DESCRIPTION OF THE TASK:
Work through the data below and give the number of lines holding "this", nothing more.

EXTRACTED INFORMATION:

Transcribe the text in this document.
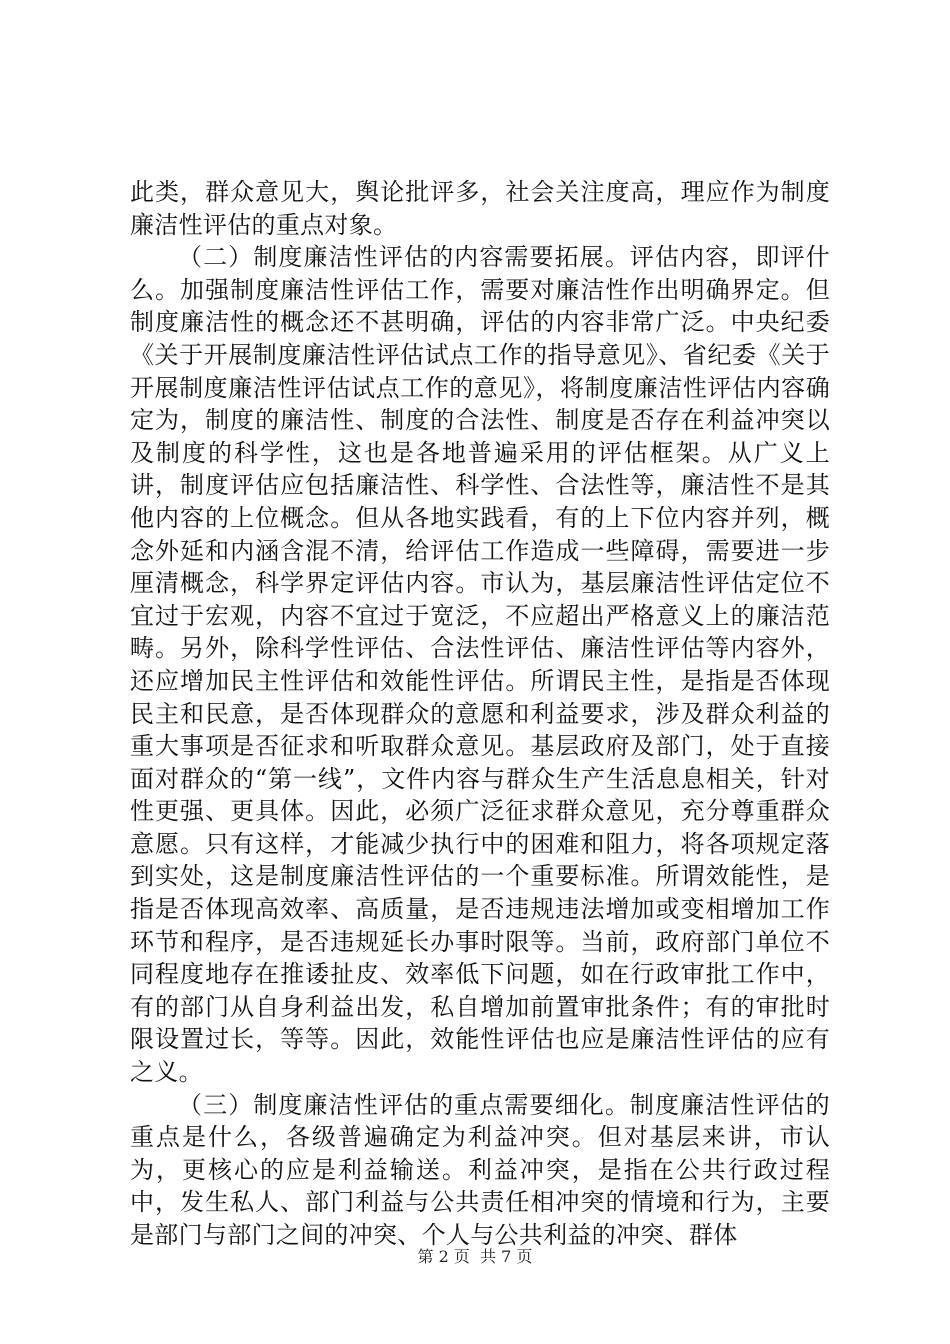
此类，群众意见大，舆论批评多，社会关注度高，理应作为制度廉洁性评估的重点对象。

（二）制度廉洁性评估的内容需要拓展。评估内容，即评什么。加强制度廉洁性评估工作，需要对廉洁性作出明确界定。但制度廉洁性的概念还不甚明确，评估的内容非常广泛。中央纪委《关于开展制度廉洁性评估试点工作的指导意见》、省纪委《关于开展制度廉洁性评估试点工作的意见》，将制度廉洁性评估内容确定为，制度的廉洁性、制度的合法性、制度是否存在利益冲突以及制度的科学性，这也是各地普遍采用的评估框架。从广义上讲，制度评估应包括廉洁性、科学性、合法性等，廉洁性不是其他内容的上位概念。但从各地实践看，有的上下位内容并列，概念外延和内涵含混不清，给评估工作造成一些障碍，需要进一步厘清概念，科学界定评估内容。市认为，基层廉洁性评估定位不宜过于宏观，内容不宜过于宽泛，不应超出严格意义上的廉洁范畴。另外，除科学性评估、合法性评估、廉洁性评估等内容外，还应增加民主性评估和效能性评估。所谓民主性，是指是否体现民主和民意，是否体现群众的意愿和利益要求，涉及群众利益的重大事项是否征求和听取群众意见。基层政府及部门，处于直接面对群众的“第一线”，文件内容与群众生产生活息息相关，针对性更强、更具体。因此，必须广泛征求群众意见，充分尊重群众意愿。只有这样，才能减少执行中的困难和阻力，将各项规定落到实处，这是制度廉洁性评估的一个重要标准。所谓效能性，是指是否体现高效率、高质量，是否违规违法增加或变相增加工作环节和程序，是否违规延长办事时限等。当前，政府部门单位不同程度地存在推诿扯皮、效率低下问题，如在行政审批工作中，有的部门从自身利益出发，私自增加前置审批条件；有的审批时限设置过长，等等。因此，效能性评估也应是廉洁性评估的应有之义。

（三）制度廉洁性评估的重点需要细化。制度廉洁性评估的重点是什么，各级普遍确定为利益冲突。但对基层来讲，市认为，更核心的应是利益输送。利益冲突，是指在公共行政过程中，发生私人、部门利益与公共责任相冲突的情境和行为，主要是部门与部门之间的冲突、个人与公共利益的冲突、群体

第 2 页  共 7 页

...

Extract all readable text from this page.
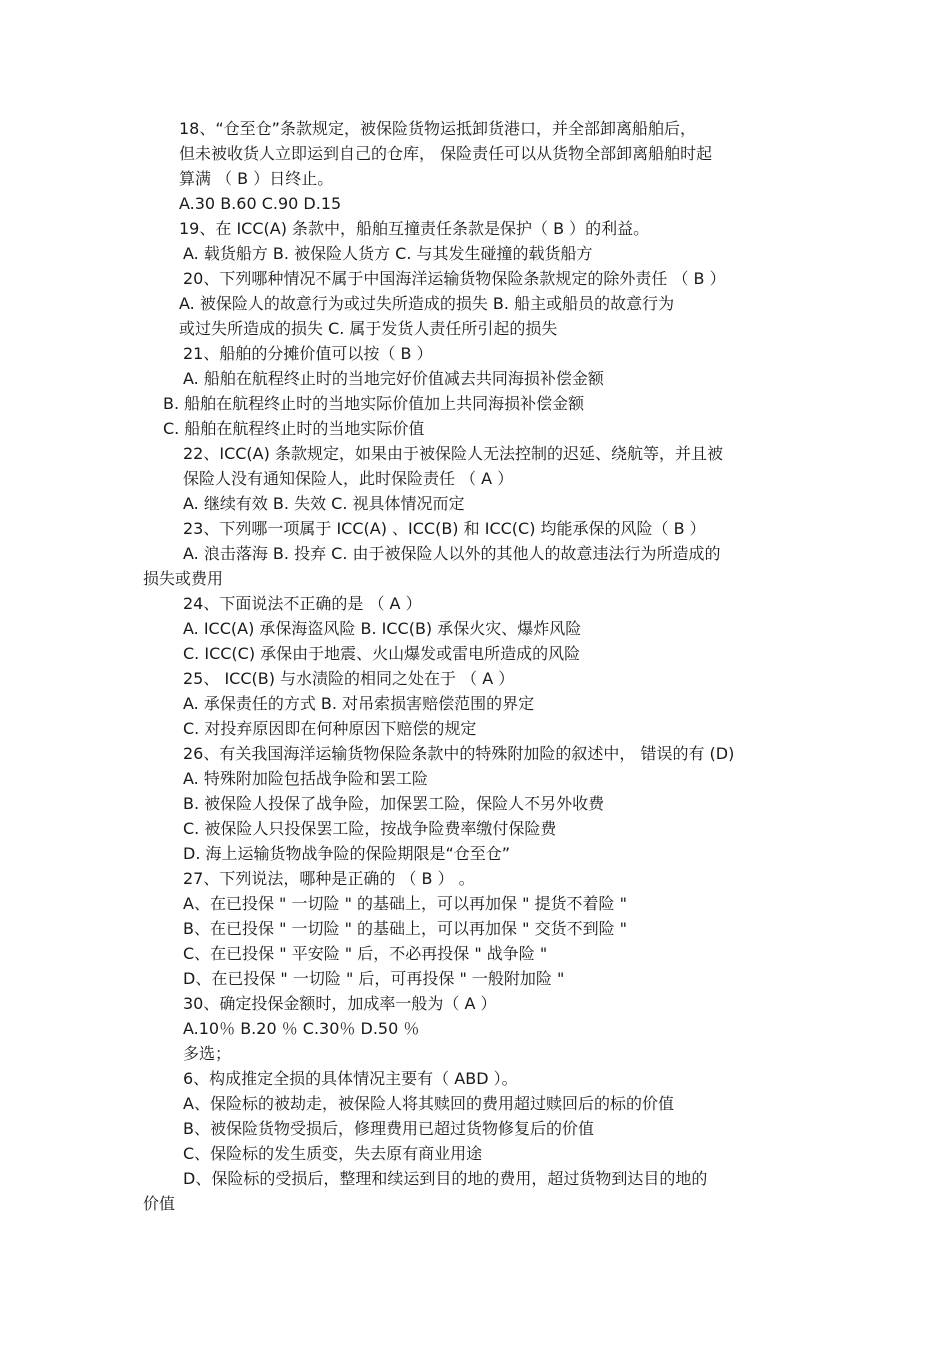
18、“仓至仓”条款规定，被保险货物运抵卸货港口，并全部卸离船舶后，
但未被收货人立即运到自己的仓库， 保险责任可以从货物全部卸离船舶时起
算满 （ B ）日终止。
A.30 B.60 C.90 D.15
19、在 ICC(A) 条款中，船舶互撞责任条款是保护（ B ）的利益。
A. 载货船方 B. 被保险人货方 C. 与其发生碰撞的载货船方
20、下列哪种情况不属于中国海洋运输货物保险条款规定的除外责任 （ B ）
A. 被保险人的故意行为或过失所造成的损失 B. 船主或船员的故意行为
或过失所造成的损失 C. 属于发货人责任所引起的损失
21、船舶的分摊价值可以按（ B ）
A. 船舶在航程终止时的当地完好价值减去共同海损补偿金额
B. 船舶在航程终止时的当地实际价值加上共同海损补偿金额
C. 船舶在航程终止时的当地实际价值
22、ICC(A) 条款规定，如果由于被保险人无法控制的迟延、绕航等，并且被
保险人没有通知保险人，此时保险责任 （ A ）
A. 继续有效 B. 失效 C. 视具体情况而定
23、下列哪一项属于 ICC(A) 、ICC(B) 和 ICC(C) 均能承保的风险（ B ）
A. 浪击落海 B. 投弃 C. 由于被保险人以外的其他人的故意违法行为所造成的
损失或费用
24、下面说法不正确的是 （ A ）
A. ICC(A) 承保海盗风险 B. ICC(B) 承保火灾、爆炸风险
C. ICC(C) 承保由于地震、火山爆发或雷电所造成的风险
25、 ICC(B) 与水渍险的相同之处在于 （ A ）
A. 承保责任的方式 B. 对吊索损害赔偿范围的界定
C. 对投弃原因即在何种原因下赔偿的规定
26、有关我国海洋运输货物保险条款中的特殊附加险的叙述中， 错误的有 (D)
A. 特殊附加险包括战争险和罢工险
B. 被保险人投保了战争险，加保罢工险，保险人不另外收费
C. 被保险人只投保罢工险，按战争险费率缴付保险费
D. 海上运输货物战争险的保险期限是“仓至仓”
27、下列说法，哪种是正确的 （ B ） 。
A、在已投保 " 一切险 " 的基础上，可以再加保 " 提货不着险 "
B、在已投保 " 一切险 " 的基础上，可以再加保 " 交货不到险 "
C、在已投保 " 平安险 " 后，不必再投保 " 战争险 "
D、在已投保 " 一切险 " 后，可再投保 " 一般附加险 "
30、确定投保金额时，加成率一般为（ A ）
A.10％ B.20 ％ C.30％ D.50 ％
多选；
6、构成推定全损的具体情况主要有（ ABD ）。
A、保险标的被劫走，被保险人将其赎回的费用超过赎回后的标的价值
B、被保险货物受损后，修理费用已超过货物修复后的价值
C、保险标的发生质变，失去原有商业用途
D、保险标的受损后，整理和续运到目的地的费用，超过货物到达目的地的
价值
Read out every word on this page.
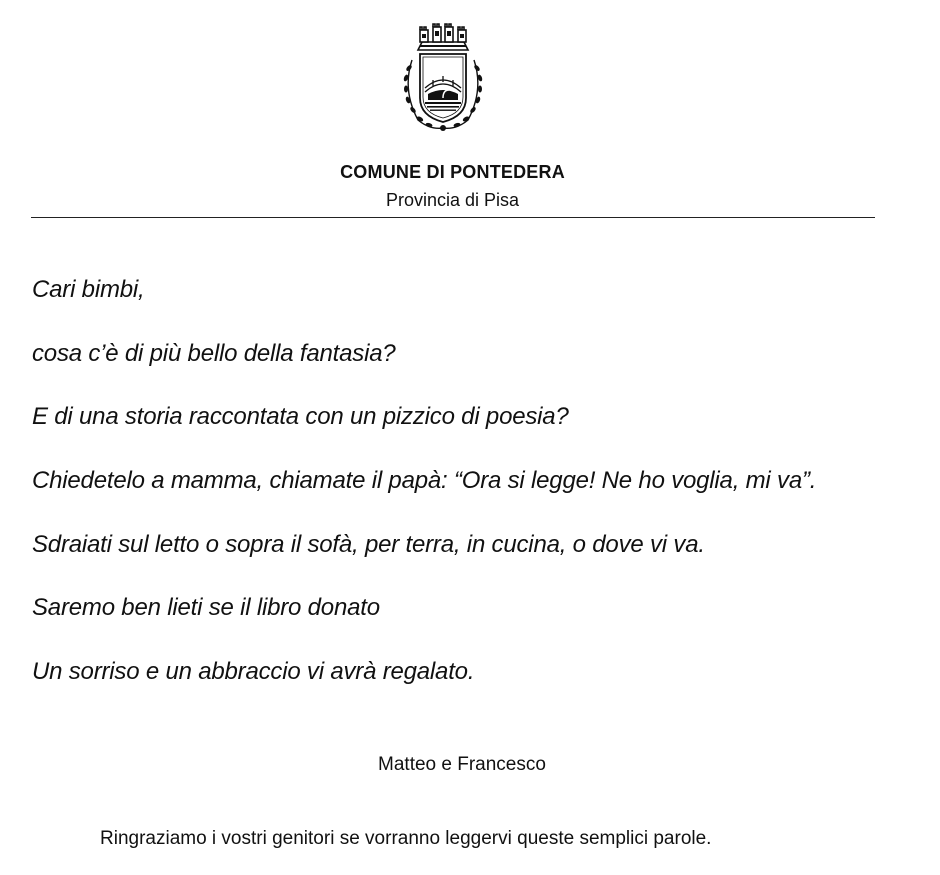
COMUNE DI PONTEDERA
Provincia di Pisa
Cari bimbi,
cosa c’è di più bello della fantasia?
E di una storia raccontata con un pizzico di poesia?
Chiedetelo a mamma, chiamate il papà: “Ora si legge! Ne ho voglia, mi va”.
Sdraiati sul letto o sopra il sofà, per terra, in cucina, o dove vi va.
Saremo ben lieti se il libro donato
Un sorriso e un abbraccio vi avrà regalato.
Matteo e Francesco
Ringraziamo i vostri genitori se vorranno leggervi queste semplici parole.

RESPONSE:
3